Set exercise
Below are some records; retype all of them exactly.
>> START
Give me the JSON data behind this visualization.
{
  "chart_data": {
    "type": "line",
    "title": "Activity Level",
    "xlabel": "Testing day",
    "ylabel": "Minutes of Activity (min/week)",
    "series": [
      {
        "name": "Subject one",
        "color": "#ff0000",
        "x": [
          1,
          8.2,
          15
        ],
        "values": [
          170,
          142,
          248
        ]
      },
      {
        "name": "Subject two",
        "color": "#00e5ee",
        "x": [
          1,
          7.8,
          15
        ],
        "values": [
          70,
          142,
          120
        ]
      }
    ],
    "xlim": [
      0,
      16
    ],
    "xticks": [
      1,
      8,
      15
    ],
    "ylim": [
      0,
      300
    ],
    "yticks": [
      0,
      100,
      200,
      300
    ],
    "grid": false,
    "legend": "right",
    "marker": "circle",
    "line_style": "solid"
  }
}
>> END
The answer
Give me the JSON data behind this visualization.
{
  "chart_data": {
    "type": "line",
    "title": "Activity Level",
    "xlabel": "Testing day",
    "ylabel": "Minutes of Activity (min/week)",
    "series": [
      {
        "name": "Subject one",
        "color": "#ff0000",
        "x": [
          1,
          8.2,
          15
        ],
        "values": [
          170,
          142,
          248
        ]
      },
      {
        "name": "Subject two",
        "color": "#00e5ee",
        "x": [
          1,
          7.8,
          15
        ],
        "values": [
          70,
          142,
          120
        ]
      }
    ],
    "xlim": [
      0,
      16
    ],
    "xticks": [
      1,
      8,
      15
    ],
    "ylim": [
      0,
      300
    ],
    "yticks": [
      0,
      100,
      200,
      300
    ],
    "grid": false,
    "legend": "right",
    "marker": "circle",
    "line_style": "solid"
  }
}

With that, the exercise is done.